— Begin INFORMATION SUPPLIED —
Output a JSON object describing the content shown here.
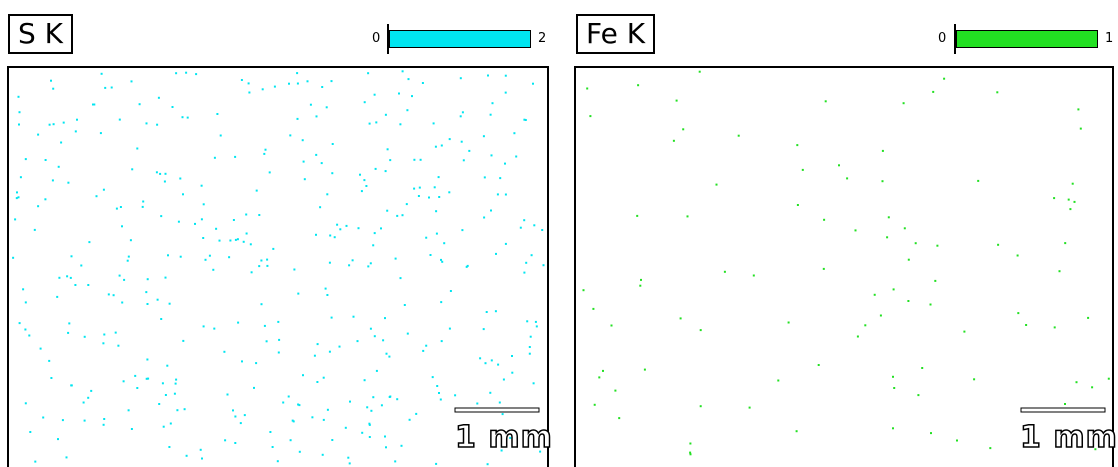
{
  "panels": [
    {
      "label": "S K",
      "scale_min": 0,
      "scale_max": 2,
      "color": "#00e5f0",
      "scale_bar": "1 mm"
    },
    {
      "label": "Fe K",
      "scale_min": 0,
      "scale_max": 1,
      "color": "#22e022",
      "scale_bar": "1 mm"
    }
  ]
}
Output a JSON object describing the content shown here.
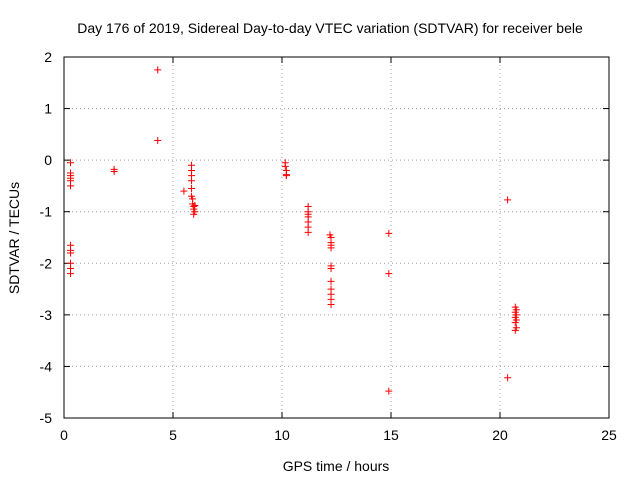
{
  "chart_data": {
    "type": "scatter",
    "title": "Day 176 of 2019, Sidereal Day-to-day VTEC variation (SDTVAR) for receiver bele",
    "xlabel": "GPS time / hours",
    "ylabel": "SDTVAR / TECUs",
    "xlim": [
      0,
      25
    ],
    "ylim": [
      -5,
      2
    ],
    "xticks": [
      0,
      5,
      10,
      15,
      20,
      25
    ],
    "yticks": [
      -5,
      -4,
      -3,
      -2,
      -1,
      0,
      1,
      2
    ],
    "grid": true,
    "marker": "+",
    "color": "#ff0000",
    "series": [
      {
        "name": "SDTVAR",
        "points": [
          [
            0.3,
            -0.05
          ],
          [
            0.3,
            -0.25
          ],
          [
            0.3,
            -0.3
          ],
          [
            0.3,
            -0.35
          ],
          [
            0.3,
            -0.4
          ],
          [
            0.3,
            -0.5
          ],
          [
            0.3,
            -1.65
          ],
          [
            0.3,
            -1.75
          ],
          [
            0.3,
            -1.8
          ],
          [
            0.3,
            -2.0
          ],
          [
            0.3,
            -2.1
          ],
          [
            0.3,
            -2.2
          ],
          [
            2.3,
            -0.18
          ],
          [
            2.3,
            -0.22
          ],
          [
            4.3,
            1.75
          ],
          [
            4.3,
            0.38
          ],
          [
            5.5,
            -0.6
          ],
          [
            5.85,
            -0.1
          ],
          [
            5.85,
            -0.2
          ],
          [
            5.85,
            -0.3
          ],
          [
            5.85,
            -0.4
          ],
          [
            5.85,
            -0.55
          ],
          [
            5.85,
            -0.7
          ],
          [
            5.9,
            -0.75
          ],
          [
            5.9,
            -0.85
          ],
          [
            5.95,
            -0.9
          ],
          [
            5.95,
            -0.95
          ],
          [
            6.0,
            -0.88
          ],
          [
            6.0,
            -1.0
          ],
          [
            5.95,
            -1.05
          ],
          [
            10.15,
            -0.05
          ],
          [
            10.15,
            -0.12
          ],
          [
            10.2,
            -0.2
          ],
          [
            10.2,
            -0.28
          ],
          [
            10.2,
            -0.3
          ],
          [
            11.2,
            -0.9
          ],
          [
            11.2,
            -1.0
          ],
          [
            11.2,
            -1.05
          ],
          [
            11.2,
            -1.1
          ],
          [
            11.2,
            -1.2
          ],
          [
            11.2,
            -1.3
          ],
          [
            11.2,
            -1.4
          ],
          [
            12.2,
            -1.45
          ],
          [
            12.25,
            -1.5
          ],
          [
            12.25,
            -1.6
          ],
          [
            12.25,
            -1.65
          ],
          [
            12.25,
            -1.7
          ],
          [
            12.25,
            -2.05
          ],
          [
            12.25,
            -2.1
          ],
          [
            12.25,
            -2.35
          ],
          [
            12.25,
            -2.5
          ],
          [
            12.25,
            -2.6
          ],
          [
            12.25,
            -2.7
          ],
          [
            12.25,
            -2.8
          ],
          [
            14.9,
            -1.42
          ],
          [
            14.9,
            -2.2
          ],
          [
            14.9,
            -4.48
          ],
          [
            20.35,
            -0.77
          ],
          [
            20.35,
            -4.22
          ],
          [
            20.7,
            -2.85
          ],
          [
            20.75,
            -2.9
          ],
          [
            20.7,
            -2.95
          ],
          [
            20.75,
            -3.0
          ],
          [
            20.7,
            -3.05
          ],
          [
            20.75,
            -3.1
          ],
          [
            20.7,
            -3.15
          ],
          [
            20.75,
            -3.25
          ],
          [
            20.7,
            -3.3
          ]
        ]
      }
    ]
  }
}
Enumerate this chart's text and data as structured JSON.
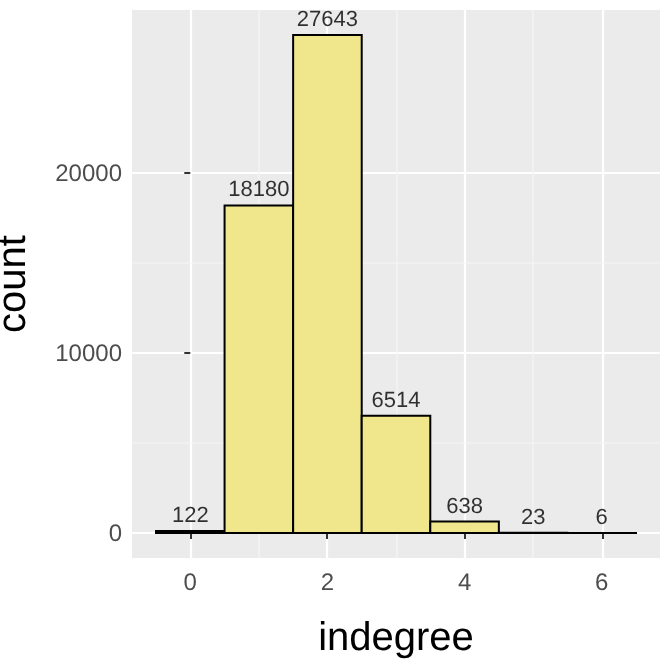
{
  "chart_data": {
    "type": "histogram",
    "xlabel": "indegree",
    "ylabel": "count",
    "bins": [
      -0.5,
      0.5,
      1.5,
      2.5,
      3.5,
      4.5,
      5.5,
      6.5
    ],
    "values": [
      122,
      18180,
      27643,
      6514,
      638,
      23,
      6
    ],
    "color": "#f0e68c",
    "xlim": [
      -0.85,
      6.85
    ],
    "xticks": [
      0,
      2,
      4,
      6
    ],
    "ylim": [
      -1382,
      29025
    ],
    "yticks": [
      0,
      10000,
      20000
    ],
    "grid": true,
    "data_labels": true
  }
}
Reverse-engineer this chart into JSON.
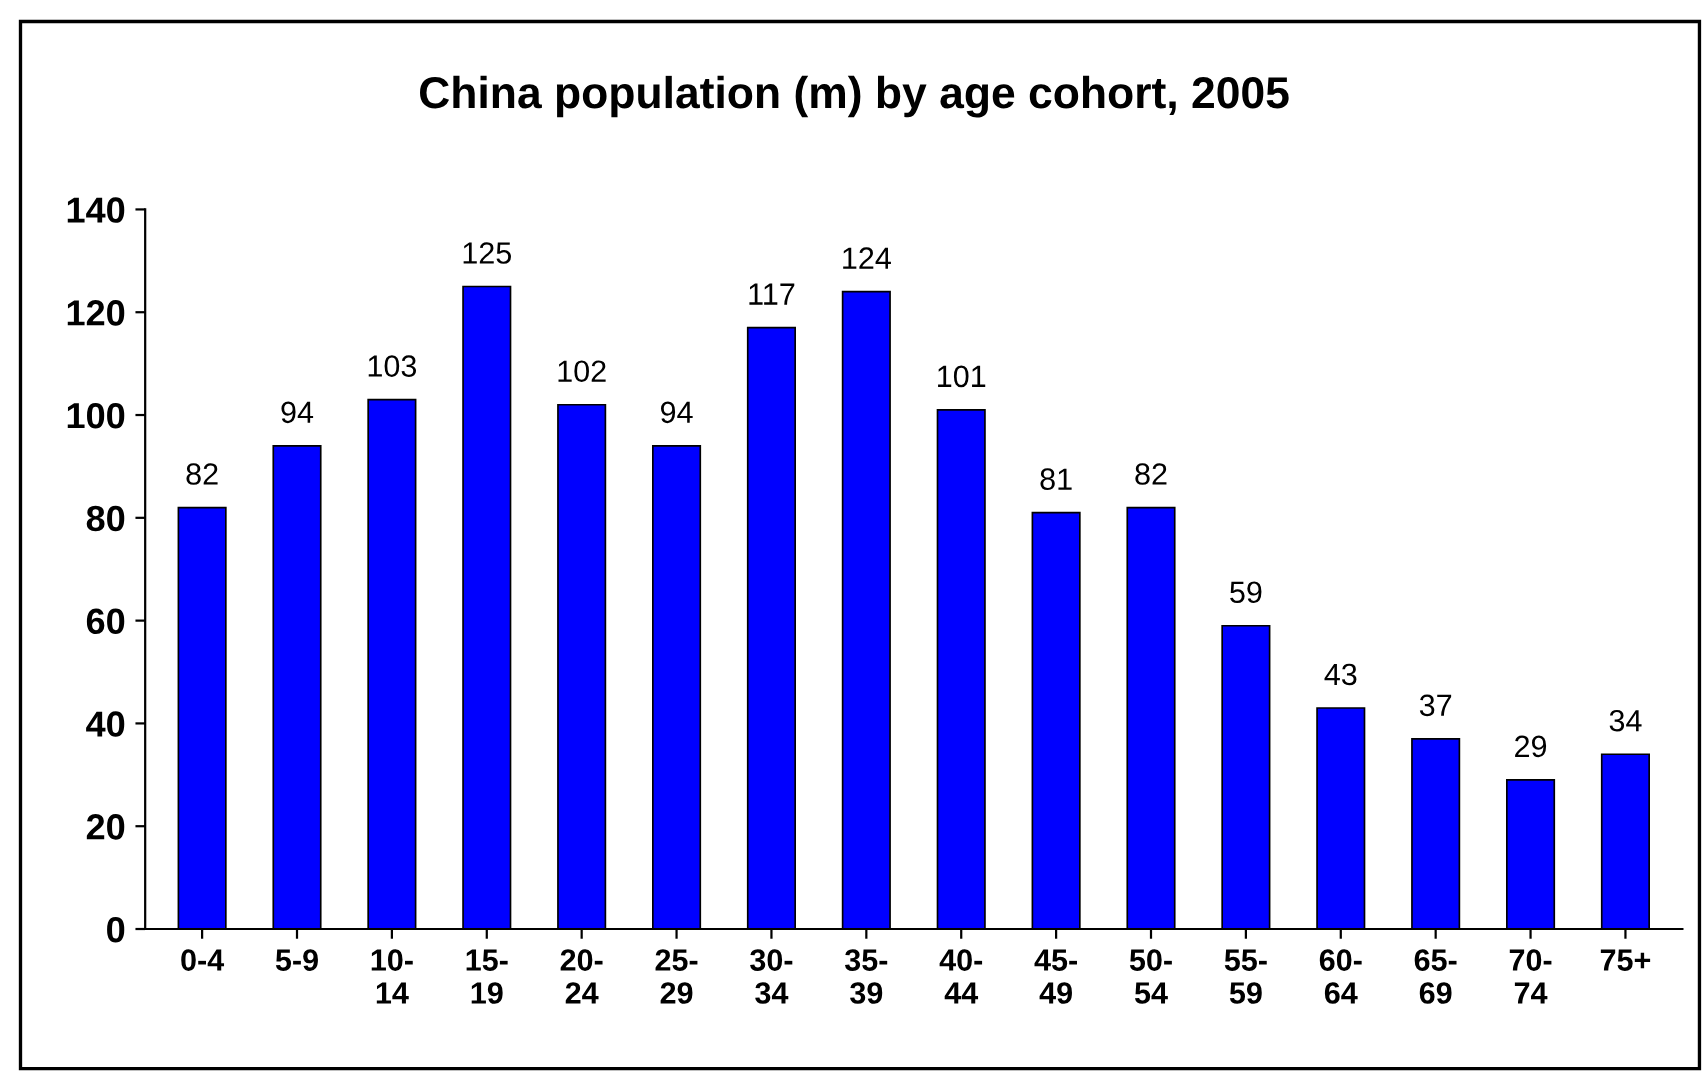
{
  "chart_data": {
    "type": "bar",
    "title": "China population (m) by age cohort, 2005",
    "categories": [
      "0-4",
      "5-9",
      "10-\n14",
      "15-\n19",
      "20-\n24",
      "25-\n29",
      "30-\n34",
      "35-\n39",
      "40-\n44",
      "45-\n49",
      "50-\n54",
      "55-\n59",
      "60-\n64",
      "65-\n69",
      "70-\n74",
      "75+"
    ],
    "values": [
      82,
      94,
      103,
      125,
      102,
      94,
      117,
      124,
      101,
      81,
      82,
      59,
      43,
      37,
      29,
      34
    ],
    "color": "#0000ff",
    "ylim": [
      0,
      140
    ],
    "yticks": [
      0,
      20,
      40,
      60,
      80,
      100,
      120,
      140
    ],
    "data_labels": true,
    "grid": false,
    "legend": false
  }
}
— End INFORMATION SUPPLIED —
### TASK GOAL
Pick out lines containing the word "title", each one as written.

### RESULT OF THIS EXERCISE
    "title": "Day 176 of 2019, Sidereal Day-to-day VTEC variation (SDTVAR) for receiver bele",
    "title": "China population (m) by age cohort, 2005",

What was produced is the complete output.